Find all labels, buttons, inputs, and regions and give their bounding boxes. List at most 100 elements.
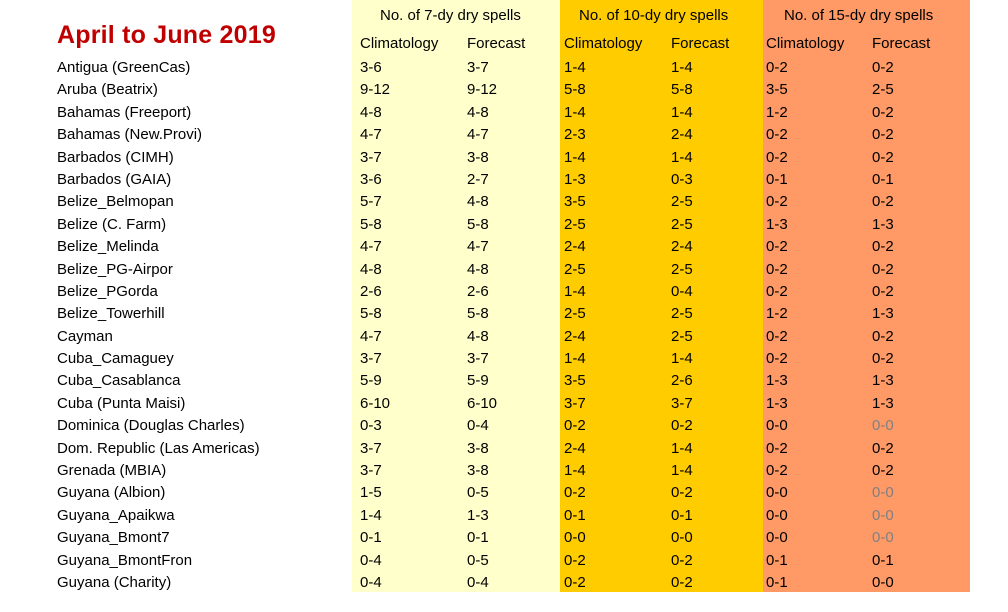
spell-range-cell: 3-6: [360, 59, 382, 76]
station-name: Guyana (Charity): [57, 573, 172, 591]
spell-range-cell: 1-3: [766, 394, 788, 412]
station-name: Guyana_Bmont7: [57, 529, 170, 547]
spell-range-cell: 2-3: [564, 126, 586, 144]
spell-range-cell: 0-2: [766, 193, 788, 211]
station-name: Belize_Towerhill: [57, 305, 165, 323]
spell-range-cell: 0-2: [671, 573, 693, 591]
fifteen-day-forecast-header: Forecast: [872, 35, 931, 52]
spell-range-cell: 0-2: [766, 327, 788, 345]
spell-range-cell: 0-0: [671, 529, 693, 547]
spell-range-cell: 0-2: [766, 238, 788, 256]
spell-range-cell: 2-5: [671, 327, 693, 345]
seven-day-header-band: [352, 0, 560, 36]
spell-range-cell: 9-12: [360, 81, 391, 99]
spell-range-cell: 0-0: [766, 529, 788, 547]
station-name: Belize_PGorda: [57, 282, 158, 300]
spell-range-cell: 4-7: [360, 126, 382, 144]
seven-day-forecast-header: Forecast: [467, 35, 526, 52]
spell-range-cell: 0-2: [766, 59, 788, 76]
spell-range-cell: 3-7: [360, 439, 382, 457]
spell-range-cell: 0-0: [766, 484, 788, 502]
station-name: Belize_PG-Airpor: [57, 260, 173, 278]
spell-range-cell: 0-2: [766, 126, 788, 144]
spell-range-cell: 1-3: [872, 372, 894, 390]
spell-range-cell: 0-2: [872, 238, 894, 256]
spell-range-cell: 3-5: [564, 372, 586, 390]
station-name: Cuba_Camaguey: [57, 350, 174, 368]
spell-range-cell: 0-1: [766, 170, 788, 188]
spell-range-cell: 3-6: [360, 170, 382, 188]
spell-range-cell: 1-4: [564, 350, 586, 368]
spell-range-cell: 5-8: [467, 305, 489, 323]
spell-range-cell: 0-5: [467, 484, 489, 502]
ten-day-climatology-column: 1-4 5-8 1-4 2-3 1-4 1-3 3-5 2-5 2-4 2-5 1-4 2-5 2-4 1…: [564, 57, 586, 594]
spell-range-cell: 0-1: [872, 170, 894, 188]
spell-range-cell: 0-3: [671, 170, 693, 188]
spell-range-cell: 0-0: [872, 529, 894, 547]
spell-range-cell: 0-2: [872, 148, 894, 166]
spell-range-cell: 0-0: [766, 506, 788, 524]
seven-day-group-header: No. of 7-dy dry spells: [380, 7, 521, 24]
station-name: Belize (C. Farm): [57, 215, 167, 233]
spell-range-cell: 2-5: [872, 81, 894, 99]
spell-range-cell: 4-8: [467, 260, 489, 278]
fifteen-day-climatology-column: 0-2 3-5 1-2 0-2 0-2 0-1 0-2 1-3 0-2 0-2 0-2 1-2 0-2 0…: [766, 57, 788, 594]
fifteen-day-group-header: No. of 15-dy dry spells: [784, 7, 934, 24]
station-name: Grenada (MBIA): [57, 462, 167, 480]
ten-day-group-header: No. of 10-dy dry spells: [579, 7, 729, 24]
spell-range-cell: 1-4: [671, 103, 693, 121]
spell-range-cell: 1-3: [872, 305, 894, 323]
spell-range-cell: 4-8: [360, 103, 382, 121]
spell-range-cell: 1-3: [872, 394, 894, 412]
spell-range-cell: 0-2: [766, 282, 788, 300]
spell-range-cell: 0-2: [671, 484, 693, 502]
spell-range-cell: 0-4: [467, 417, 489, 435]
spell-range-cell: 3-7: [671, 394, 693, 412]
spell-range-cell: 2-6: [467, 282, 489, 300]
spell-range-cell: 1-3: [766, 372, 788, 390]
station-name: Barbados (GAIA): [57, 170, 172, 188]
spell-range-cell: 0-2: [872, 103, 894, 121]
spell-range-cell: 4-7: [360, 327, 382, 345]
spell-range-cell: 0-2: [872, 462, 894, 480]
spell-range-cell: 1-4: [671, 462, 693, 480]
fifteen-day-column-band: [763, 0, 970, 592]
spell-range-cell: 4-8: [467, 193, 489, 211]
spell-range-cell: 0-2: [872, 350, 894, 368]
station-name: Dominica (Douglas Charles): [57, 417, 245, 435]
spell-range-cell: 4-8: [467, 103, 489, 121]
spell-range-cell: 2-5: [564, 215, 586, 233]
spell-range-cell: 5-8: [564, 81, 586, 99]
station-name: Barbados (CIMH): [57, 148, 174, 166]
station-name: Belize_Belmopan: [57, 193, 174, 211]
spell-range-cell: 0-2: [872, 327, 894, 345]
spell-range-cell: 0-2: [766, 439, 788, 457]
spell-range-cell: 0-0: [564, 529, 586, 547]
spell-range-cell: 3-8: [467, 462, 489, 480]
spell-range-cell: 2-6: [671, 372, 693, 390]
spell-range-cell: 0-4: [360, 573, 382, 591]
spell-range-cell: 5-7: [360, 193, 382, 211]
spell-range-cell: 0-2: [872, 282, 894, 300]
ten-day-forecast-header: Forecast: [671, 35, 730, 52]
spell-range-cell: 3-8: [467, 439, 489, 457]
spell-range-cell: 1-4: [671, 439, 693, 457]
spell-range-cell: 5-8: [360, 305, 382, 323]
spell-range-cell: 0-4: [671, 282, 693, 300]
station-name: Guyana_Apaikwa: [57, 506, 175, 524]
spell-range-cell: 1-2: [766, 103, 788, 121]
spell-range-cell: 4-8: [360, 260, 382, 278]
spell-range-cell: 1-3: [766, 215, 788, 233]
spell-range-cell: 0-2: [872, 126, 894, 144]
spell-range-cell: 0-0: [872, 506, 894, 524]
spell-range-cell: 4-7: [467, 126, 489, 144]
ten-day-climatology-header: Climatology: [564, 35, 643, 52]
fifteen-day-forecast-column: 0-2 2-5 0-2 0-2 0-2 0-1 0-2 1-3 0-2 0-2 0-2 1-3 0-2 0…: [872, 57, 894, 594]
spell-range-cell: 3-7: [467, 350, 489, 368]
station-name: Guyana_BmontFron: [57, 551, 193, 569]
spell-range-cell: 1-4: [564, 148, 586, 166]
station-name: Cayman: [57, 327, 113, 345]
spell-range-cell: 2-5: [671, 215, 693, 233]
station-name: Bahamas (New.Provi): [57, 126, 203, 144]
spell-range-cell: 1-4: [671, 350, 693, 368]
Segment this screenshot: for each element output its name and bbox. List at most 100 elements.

*WHAT THE EXERCISE ASKS*:
Lay out every line of the entries above as a numbered list, skipping any blank lines and leaving out the pictures.

*EXERCISE SOLUTION*:
1. Find all labels, buttons, inputs, and regions and give their bounding boxes. List at most 100 elements.
2. spell-range-cell: 3-6: [360, 59, 382, 76]
3. station-name: Guyana (Charity): [57, 573, 172, 591]
4. spell-range-cell: 1-3: [766, 394, 788, 412]
5. station-name: Guyana_Bmont7: [57, 529, 170, 547]
6. spell-range-cell: 2-3: [564, 126, 586, 144]
7. spell-range-cell: 0-2: [766, 193, 788, 211]
8. station-name: Belize_Towerhill: [57, 305, 165, 323]
9. spell-range-cell: 0-2: [671, 573, 693, 591]
10. fifteen-day-forecast-header: Forecast: [872, 35, 931, 52]
11. spell-range-cell: 0-2: [766, 327, 788, 345]
12. spell-range-cell: 0-0: [671, 529, 693, 547]
13. spell-range-cell: 0-2: [766, 238, 788, 256]
14. spell-range-cell: 2-5: [671, 327, 693, 345]
15. seven-day-header-band: [352, 0, 560, 36]
16. spell-range-cell: 9-12: [360, 81, 391, 99]
17. spell-range-cell: 0-0: [766, 529, 788, 547]
18. station-name: Belize_PGorda: [57, 282, 158, 300]
19. spell-range-cell: 4-7: [360, 126, 382, 144]
20. seven-day-forecast-header: Forecast: [467, 35, 526, 52]
21. spell-range-cell: 0-2: [766, 59, 788, 76]
22. spell-range-cell: 3-7: [360, 439, 382, 457]
23. spell-range-cell: 0-0: [766, 484, 788, 502]
24. station-name: Belize_PG-Airpor: [57, 260, 173, 278]
25. spell-range-cell: 0-2: [766, 126, 788, 144]
26. spell-range-cell: 1-3: [872, 372, 894, 390]
27. spell-range-cell: 0-2: [872, 238, 894, 256]
28. spell-range-cell: 3-5: [564, 372, 586, 390]
29. station-name: Cuba_Camaguey: [57, 350, 174, 368]
30. spell-range-cell: 0-1: [766, 170, 788, 188]
31. spell-range-cell: 3-6: [360, 170, 382, 188]
32. spell-range-cell: 1-4: [564, 350, 586, 368]
33. spell-range-cell: 5-8: [467, 305, 489, 323]
34. spell-range-cell: 0-5: [467, 484, 489, 502]
35. ten-day-climatology-column: 1-4 5-8 1-4 2-3 1-4 1-3 3-5 2-5 2-4 2-5 1-4 2-5 2-4 1…: [564, 57, 586, 594]
36. spell-range-cell: 0-1: [872, 170, 894, 188]
37. spell-range-cell: 0-3: [671, 170, 693, 188]
38. spell-range-cell: 0-0: [872, 529, 894, 547]
39. spell-range-cell: 0-2: [872, 148, 894, 166]
40. spell-range-cell: 0-0: [766, 506, 788, 524]
41. seven-day-group-header: No. of 7-dy dry spells: [380, 7, 521, 24]
42. station-name: Belize (C. Farm): [57, 215, 167, 233]
43. spell-range-cell: 2-5: [872, 81, 894, 99]
44. spell-range-cell: 4-8: [467, 260, 489, 278]
45. fifteen-day-climatology-column: 0-2 3-5 1-2 0-2 0-2 0-1 0-2 1-3 0-2 0-2 0-2 1-2 0-2 0…: [766, 57, 788, 594]
46. fifteen-day-group-header: No. of 15-dy dry spells: [784, 7, 934, 24]
47. station-name: Grenada (MBIA): [57, 462, 167, 480]
48. ten-day-group-header: No. of 10-dy dry spells: [579, 7, 729, 24]
49. spell-range-cell: 1-4: [671, 103, 693, 121]
50. spell-range-cell: 1-3: [872, 305, 894, 323]
51. spell-range-cell: 4-8: [360, 103, 382, 121]
52. spell-range-cell: 1-3: [872, 394, 894, 412]
53. spell-range-cell: 0-2: [766, 282, 788, 300]
54. spell-range-cell: 0-2: [671, 484, 693, 502]
55. spell-range-cell: 0-4: [467, 417, 489, 435]
56. spell-range-cell: 3-7: [671, 394, 693, 412]
57. spell-range-cell: 2-6: [467, 282, 489, 300]
58. spell-range-cell: 1-3: [766, 372, 788, 390]
59. station-name: Barbados (GAIA): [57, 170, 172, 188]
60. spell-range-cell: 0-2: [872, 103, 894, 121]
61. spell-range-cell: 4-7: [360, 327, 382, 345]
62. spell-range-cell: 0-2: [872, 462, 894, 480]
63. spell-range-cell: 1-4: [671, 462, 693, 480]
64. fifteen-day-column-band: [763, 0, 970, 592]
65. spell-range-cell: 4-8: [467, 193, 489, 211]
66. spell-range-cell: 0-2: [872, 350, 894, 368]
67. station-name: Dominica (Douglas Charles): [57, 417, 245, 435]
68. spell-range-cell: 4-8: [467, 103, 489, 121]
69. spell-range-cell: 2-5: [564, 215, 586, 233]
70. spell-range-cell: 5-8: [564, 81, 586, 99]
71. station-name: Barbados (CIMH): [57, 148, 174, 166]
72. station-name: Belize_Belmopan: [57, 193, 174, 211]
73. spell-range-cell: 0-2: [872, 327, 894, 345]
74. spell-range-cell: 0-2: [766, 439, 788, 457]
75. spell-range-cell: 0-0: [564, 529, 586, 547]
76. spell-range-cell: 3-8: [467, 462, 489, 480]
77. spell-range-cell: 2-6: [671, 372, 693, 390]
78. spell-range-cell: 0-4: [360, 573, 382, 591]
79. spell-range-cell: 5-7: [360, 193, 382, 211]
80. spell-range-cell: 0-2: [872, 282, 894, 300]
81. ten-day-forecast-header: Forecast: [671, 35, 730, 52]
82. spell-range-cell: 3-8: [467, 439, 489, 457]
83. spell-range-cell: 1-4: [671, 439, 693, 457]
84. spell-range-cell: 5-8: [360, 305, 382, 323]
85. spell-range-cell: 0-4: [671, 282, 693, 300]
86. station-name: Guyana_Apaikwa: [57, 506, 175, 524]
87. spell-range-cell: 1-2: [766, 103, 788, 121]
88. spell-range-cell: 4-8: [360, 260, 382, 278]
89. spell-range-cell: 1-3: [766, 215, 788, 233]
90. spell-range-cell: 0-2: [872, 126, 894, 144]
91. spell-range-cell: 0-0: [872, 506, 894, 524]
92. spell-range-cell: 4-7: [467, 126, 489, 144]
93. ten-day-climatology-header: Climatology: [564, 35, 643, 52]
94. fifteen-day-forecast-column: 0-2 2-5 0-2 0-2 0-2 0-1 0-2 1-3 0-2 0-2 0-2 1-3 0-2 0…: [872, 57, 894, 594]
95. spell-range-cell: 3-7: [467, 350, 489, 368]
96. station-name: Guyana_BmontFron: [57, 551, 193, 569]
97. spell-range-cell: 1-4: [564, 148, 586, 166]
98. station-name: Cayman: [57, 327, 113, 345]
99. spell-range-cell: 2-5: [671, 215, 693, 233]
100. station-name: Bahamas (New.Provi): [57, 126, 203, 144]
101. spell-range-cell: 1-4: [671, 350, 693, 368]
102. Segment this screenshot: for each element output its name and bbox. List at most 100 elements.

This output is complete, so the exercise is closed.